WHAT THIS TASK INVOLVES → Repeat each line word for word.

Collected data →
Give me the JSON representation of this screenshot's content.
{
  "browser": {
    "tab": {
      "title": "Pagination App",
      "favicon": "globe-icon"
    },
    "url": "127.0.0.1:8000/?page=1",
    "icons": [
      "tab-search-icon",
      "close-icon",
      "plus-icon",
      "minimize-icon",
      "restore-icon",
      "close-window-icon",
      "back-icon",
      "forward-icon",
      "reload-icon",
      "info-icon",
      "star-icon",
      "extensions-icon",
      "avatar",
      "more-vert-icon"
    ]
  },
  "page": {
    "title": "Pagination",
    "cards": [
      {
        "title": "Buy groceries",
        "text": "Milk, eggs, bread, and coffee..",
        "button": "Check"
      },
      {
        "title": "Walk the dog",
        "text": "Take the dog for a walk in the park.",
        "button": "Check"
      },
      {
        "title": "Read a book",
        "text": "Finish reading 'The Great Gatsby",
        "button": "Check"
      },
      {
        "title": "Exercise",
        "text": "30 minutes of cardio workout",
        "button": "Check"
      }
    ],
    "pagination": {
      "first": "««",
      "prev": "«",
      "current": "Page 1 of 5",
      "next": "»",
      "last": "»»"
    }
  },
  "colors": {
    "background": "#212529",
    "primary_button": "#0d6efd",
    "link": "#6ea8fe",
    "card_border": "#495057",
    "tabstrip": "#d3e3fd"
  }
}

RESULT →
Give me the JSON representation of this screenshot's content.
{
  "browser": {
    "tab": {
      "title": "Pagination App",
      "favicon": "globe-icon"
    },
    "url": "127.0.0.1:8000/?page=1",
    "icons": [
      "tab-search-icon",
      "close-icon",
      "plus-icon",
      "minimize-icon",
      "restore-icon",
      "close-window-icon",
      "back-icon",
      "forward-icon",
      "reload-icon",
      "info-icon",
      "star-icon",
      "extensions-icon",
      "avatar",
      "more-vert-icon"
    ]
  },
  "page": {
    "title": "Pagination",
    "cards": [
      {
        "title": "Buy groceries",
        "text": "Milk, eggs, bread, and coffee..",
        "button": "Check"
      },
      {
        "title": "Walk the dog",
        "text": "Take the dog for a walk in the park.",
        "button": "Check"
      },
      {
        "title": "Read a book",
        "text": "Finish reading 'The Great Gatsby",
        "button": "Check"
      },
      {
        "title": "Exercise",
        "text": "30 minutes of cardio workout",
        "button": "Check"
      }
    ],
    "pagination": {
      "first": "««",
      "prev": "«",
      "current": "Page 1 of 5",
      "next": "»",
      "last": "»»"
    }
  },
  "colors": {
    "background": "#212529",
    "primary_button": "#0d6efd",
    "link": "#6ea8fe",
    "card_border": "#495057",
    "tabstrip": "#d3e3fd"
  }
}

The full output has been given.